Copy every line of the data that contains the string "title".

• DATA:
** Start **

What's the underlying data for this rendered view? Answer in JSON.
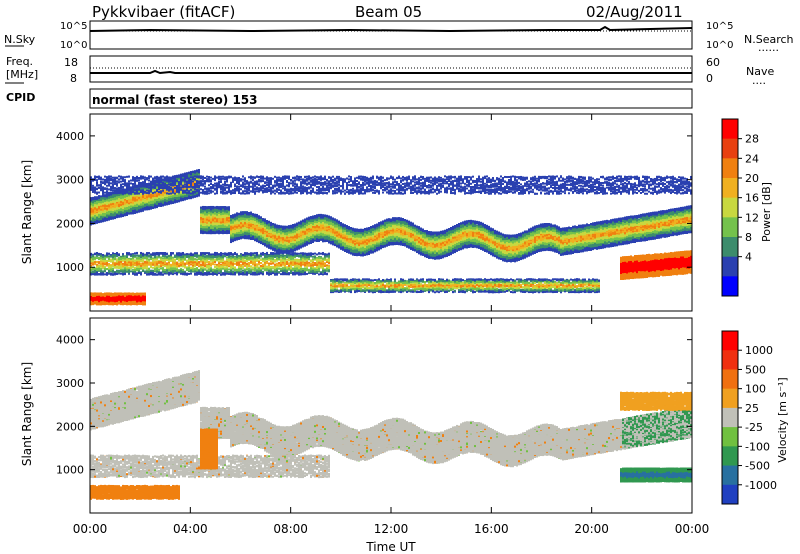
{
  "header": {
    "title": "Pykkvibaer (fitACF)",
    "beam": "Beam 05",
    "date": "02/Aug/2011"
  },
  "noise_panel": {
    "left_label": "N.Sky",
    "left_ticks": [
      "10^5",
      "10^0"
    ],
    "right_ticks": [
      "10^5",
      "10^0"
    ],
    "right_label": "N.Search",
    "legend_dots": "......"
  },
  "freq_panel": {
    "left_label_1": "Freq.",
    "left_label_2": "[MHz]",
    "left_ticks": [
      "18",
      "8"
    ],
    "right_ticks": [
      "60",
      "0"
    ],
    "right_label": "Nave",
    "legend_dots": "...."
  },
  "cpid_panel": {
    "label": "CPID",
    "text": "normal (fast stereo) 153"
  },
  "power_panel": {
    "ylabel": "Slant Range [km]",
    "yticks": [
      "4000",
      "3000",
      "2000",
      "1000"
    ],
    "colorbar_label": "Power [dB]",
    "colorbar_ticks": [
      "28",
      "24",
      "20",
      "16",
      "12",
      "8",
      "4"
    ],
    "colorbar_colors": [
      "#0000ff",
      "#2a40b0",
      "#3c8c6c",
      "#74c24c",
      "#c8d840",
      "#f0b020",
      "#f08010",
      "#e84010",
      "#ff0000"
    ]
  },
  "velocity_panel": {
    "ylabel": "Slant Range [km]",
    "yticks": [
      "4000",
      "3000",
      "2000",
      "1000"
    ],
    "colorbar_label": "Velocity [m s⁻¹]",
    "colorbar_ticks": [
      "1000",
      "500",
      "100",
      "25",
      "-25",
      "-100",
      "-500",
      "-1000"
    ],
    "colorbar_colors": [
      "#2040c0",
      "#2870a0",
      "#309850",
      "#70c040",
      "#c0c0b8",
      "#f0a020",
      "#f07010",
      "#f03010",
      "#ff0000"
    ]
  },
  "time_axis": {
    "xlabel": "Time UT",
    "ticks": [
      "00:00",
      "04:00",
      "08:00",
      "12:00",
      "16:00",
      "20:00",
      "00:00"
    ]
  }
}
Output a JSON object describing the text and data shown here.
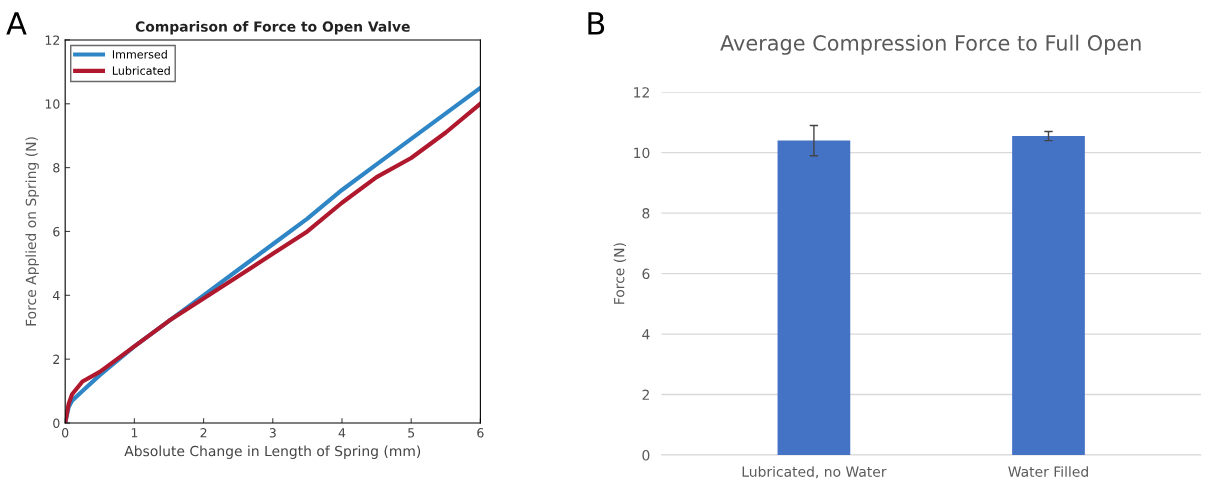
{
  "chart_data": [
    {
      "type": "line",
      "title": "Comparison of Force to Open Valve",
      "xlabel": "Absolute Change in Length of Spring (mm)",
      "ylabel": "Force Applied on Spring (N)",
      "annotations": [
        "A"
      ],
      "xlim": [
        0,
        6
      ],
      "ylim": [
        0,
        12
      ],
      "xticks": [
        0,
        1,
        2,
        3,
        4,
        5,
        6
      ],
      "yticks": [
        0,
        2,
        4,
        6,
        8,
        10,
        12
      ],
      "grid": false,
      "legend": "top left",
      "series": [
        {
          "name": "Immersed",
          "color": "#2f86c6",
          "x": [
            0,
            0.05,
            0.1,
            0.25,
            0.5,
            1,
            1.5,
            2,
            2.5,
            3,
            3.5,
            4,
            4.5,
            5,
            5.5,
            6
          ],
          "values": [
            0,
            0.5,
            0.7,
            1.0,
            1.5,
            2.4,
            3.2,
            4.0,
            4.8,
            5.6,
            6.4,
            7.3,
            8.1,
            8.9,
            9.7,
            10.5
          ]
        },
        {
          "name": "Lubricated",
          "color": "#b0182e",
          "x": [
            0,
            0.05,
            0.1,
            0.25,
            0.5,
            1,
            1.5,
            2,
            2.5,
            3,
            3.5,
            4,
            4.5,
            5,
            5.5,
            6
          ],
          "values": [
            0,
            0.6,
            0.9,
            1.3,
            1.6,
            2.4,
            3.2,
            3.9,
            4.6,
            5.3,
            6.0,
            6.9,
            7.7,
            8.3,
            9.1,
            10.0
          ]
        }
      ]
    },
    {
      "type": "bar",
      "title": "Average Compression Force to Full Open",
      "ylabel": "Force (N)",
      "annotations": [
        "B"
      ],
      "categories": [
        "Lubricated, no Water",
        "Water Filled"
      ],
      "values": [
        10.4,
        10.55
      ],
      "errors": [
        0.5,
        0.15
      ],
      "color": "#4472c4",
      "ylim": [
        0,
        12
      ],
      "yticks": [
        0,
        2,
        4,
        6,
        8,
        10,
        12
      ],
      "grid": "y"
    }
  ]
}
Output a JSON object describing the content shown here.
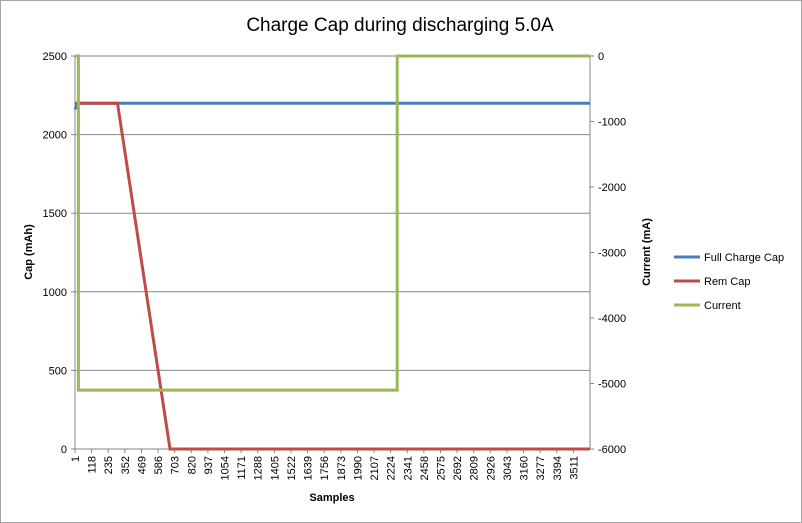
{
  "chart_data": {
    "type": "line",
    "title": "Charge Cap during discharging 5.0A",
    "xlabel": "Samples",
    "ylabel": "Cap (mAh)",
    "y2label": "Current (mA)",
    "ylim": [
      0,
      2500
    ],
    "y2lim": [
      -6000,
      0
    ],
    "yticks": [
      "0",
      "500",
      "1000",
      "1500",
      "2000",
      "2500"
    ],
    "y2ticks": [
      "-6000",
      "-5000",
      "-4000",
      "-3000",
      "-2000",
      "-1000",
      "0"
    ],
    "xlim": [
      1,
      3628
    ],
    "xticks": [
      "1",
      "118",
      "235",
      "352",
      "469",
      "586",
      "703",
      "820",
      "937",
      "1054",
      "1171",
      "1288",
      "1405",
      "1522",
      "1639",
      "1756",
      "1873",
      "1990",
      "2107",
      "2224",
      "2341",
      "2458",
      "2575",
      "2692",
      "2809",
      "2926",
      "3043",
      "3160",
      "3277",
      "3394",
      "3511"
    ],
    "grid": true,
    "legend_position": "right",
    "series": [
      {
        "name": "Full Charge Cap",
        "axis": "left",
        "color": "#4a7ebb",
        "x": [
          1,
          20,
          3628
        ],
        "y": [
          2160,
          2200,
          2200
        ]
      },
      {
        "name": "Rem Cap",
        "axis": "left",
        "color": "#be4b48",
        "x": [
          1,
          300,
          670,
          3628
        ],
        "y": [
          2200,
          2200,
          0,
          0
        ]
      },
      {
        "name": "Current",
        "axis": "right",
        "color": "#98b954",
        "x": [
          1,
          25,
          25,
          2270,
          2270,
          3628
        ],
        "y": [
          0,
          0,
          -5100,
          -5100,
          0,
          0
        ]
      }
    ]
  }
}
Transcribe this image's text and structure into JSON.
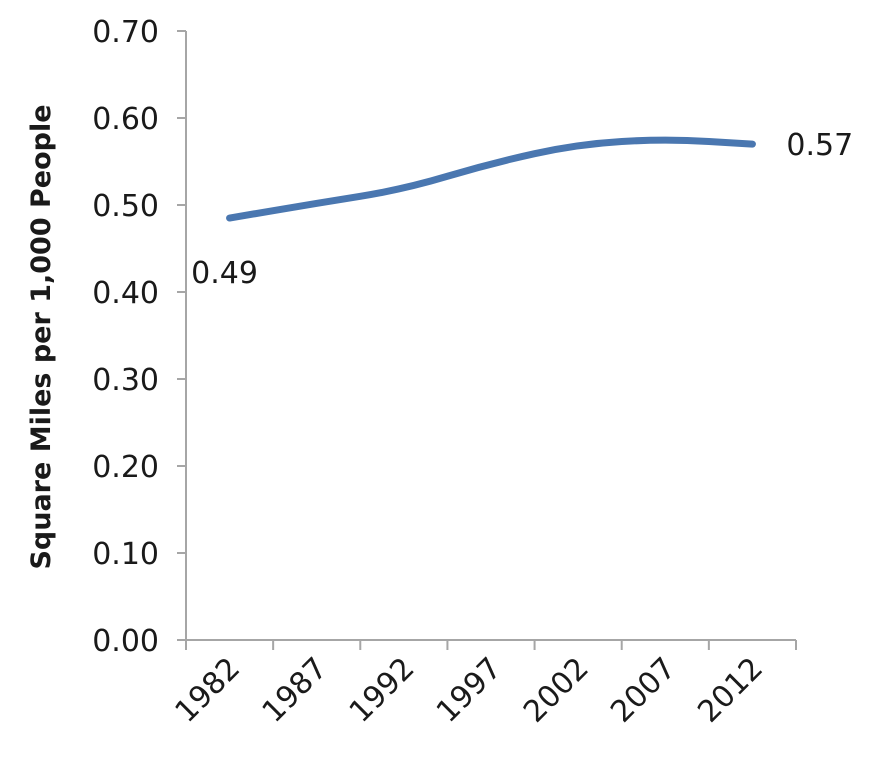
{
  "chart_data": {
    "type": "line",
    "ylabel": "Square Miles per 1,000 People",
    "xlabel": "",
    "ylim": [
      0,
      0.7
    ],
    "yticks": [
      "0.00",
      "0.10",
      "0.20",
      "0.30",
      "0.40",
      "0.50",
      "0.60",
      "0.70"
    ],
    "categories": [
      "1982",
      "1987",
      "1992",
      "1997",
      "2002",
      "2007",
      "2012"
    ],
    "series": [
      {
        "values": [
          0.485,
          0.502,
          0.518,
          0.548,
          0.57,
          0.576,
          0.57
        ],
        "color": "#4a77b0"
      }
    ],
    "data_labels": [
      {
        "index": 0,
        "text": "0.49",
        "position": "below"
      },
      {
        "index": 6,
        "text": "0.57",
        "position": "right"
      }
    ],
    "grid": false,
    "legend": "none"
  }
}
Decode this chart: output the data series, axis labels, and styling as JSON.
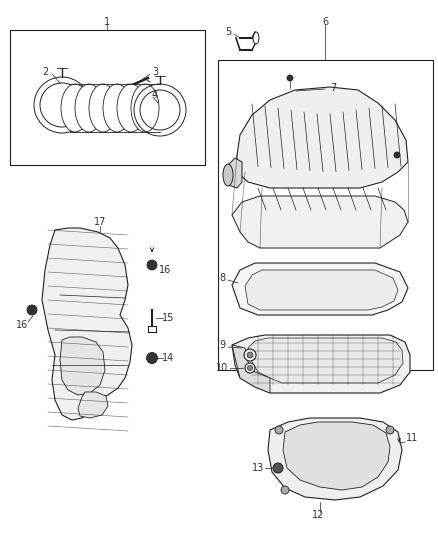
{
  "bg_color": "#ffffff",
  "lc": "#222222",
  "tc": "#333333",
  "fig_w": 4.38,
  "fig_h": 5.33,
  "dpi": 100
}
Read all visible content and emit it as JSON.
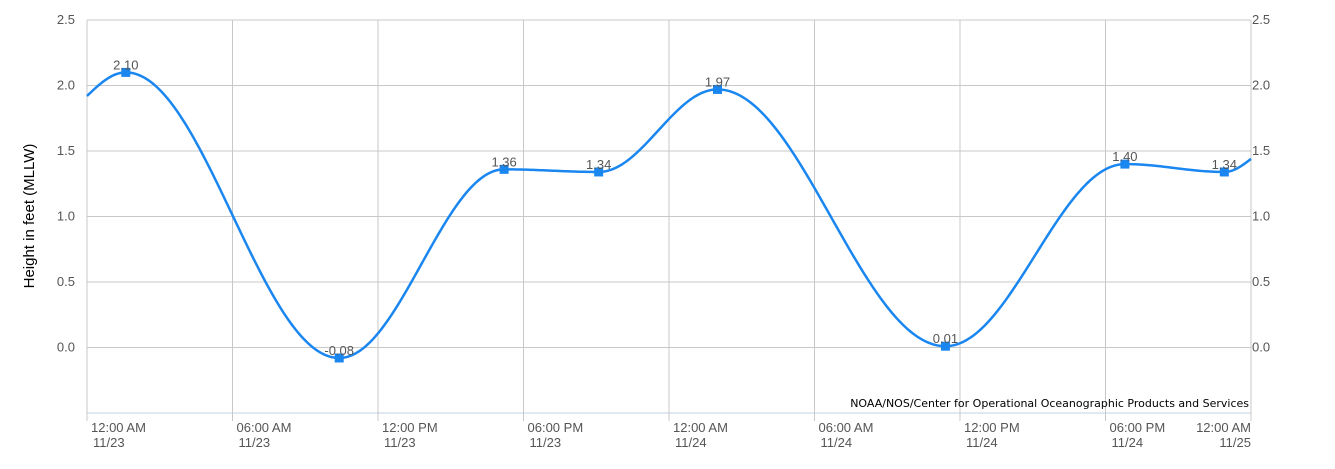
{
  "chart_data": {
    "type": "line",
    "title": "",
    "ylabel": "Height in feet (MLLW)",
    "xlabel": "",
    "ylim": [
      -0.5,
      2.5
    ],
    "yticks": [
      "2.5",
      "2.0",
      "1.5",
      "1.0",
      "0.5",
      "0.0"
    ],
    "ytick_values": [
      2.5,
      2.0,
      1.5,
      1.0,
      0.5,
      0.0
    ],
    "xlim": [
      "11/23 12:00 AM",
      "11/25 12:00 AM"
    ],
    "xticks": [
      {
        "time": "12:00 AM",
        "date": "11/23",
        "hour": 0
      },
      {
        "time": "06:00 AM",
        "date": "11/23",
        "hour": 6
      },
      {
        "time": "12:00 PM",
        "date": "11/23",
        "hour": 12
      },
      {
        "time": "06:00 PM",
        "date": "11/23",
        "hour": 18
      },
      {
        "time": "12:00 AM",
        "date": "11/24",
        "hour": 24
      },
      {
        "time": "06:00 AM",
        "date": "11/24",
        "hour": 30
      },
      {
        "time": "12:00 PM",
        "date": "11/24",
        "hour": 36
      },
      {
        "time": "06:00 PM",
        "date": "11/24",
        "hour": 42
      },
      {
        "time": "12:00 AM",
        "date": "11/25",
        "hour": 48
      }
    ],
    "series": [
      {
        "color": "#1a86f0",
        "points": [
          {
            "hour": 1.6,
            "value": 2.1,
            "label": "2.10"
          },
          {
            "hour": 10.4,
            "value": -0.08,
            "label": "-0.08"
          },
          {
            "hour": 17.2,
            "value": 1.36,
            "label": "1.36"
          },
          {
            "hour": 21.1,
            "value": 1.34,
            "label": "1.34"
          },
          {
            "hour": 26.0,
            "value": 1.97,
            "label": "1.97"
          },
          {
            "hour": 35.4,
            "value": 0.01,
            "label": "0.01"
          },
          {
            "hour": 42.8,
            "value": 1.4,
            "label": "1.40"
          },
          {
            "hour": 46.9,
            "value": 1.34,
            "label": "1.34"
          }
        ]
      }
    ],
    "curve_start_value": 1.92,
    "curve_end_value": 1.44,
    "grid": true,
    "credit": "NOAA/NOS/Center for Operational Oceanographic Products and Services"
  }
}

** End **

• SOLUTION FOR THIS EXERCISE:
    "title": "Pykkvibaer (fitACF)",
      "title": "Comparison of Force to Open Valve",
      "title": "Average Compression Force to Full Open",
    "title": "Charge Cap during discharging 5.0A",
    "title": "",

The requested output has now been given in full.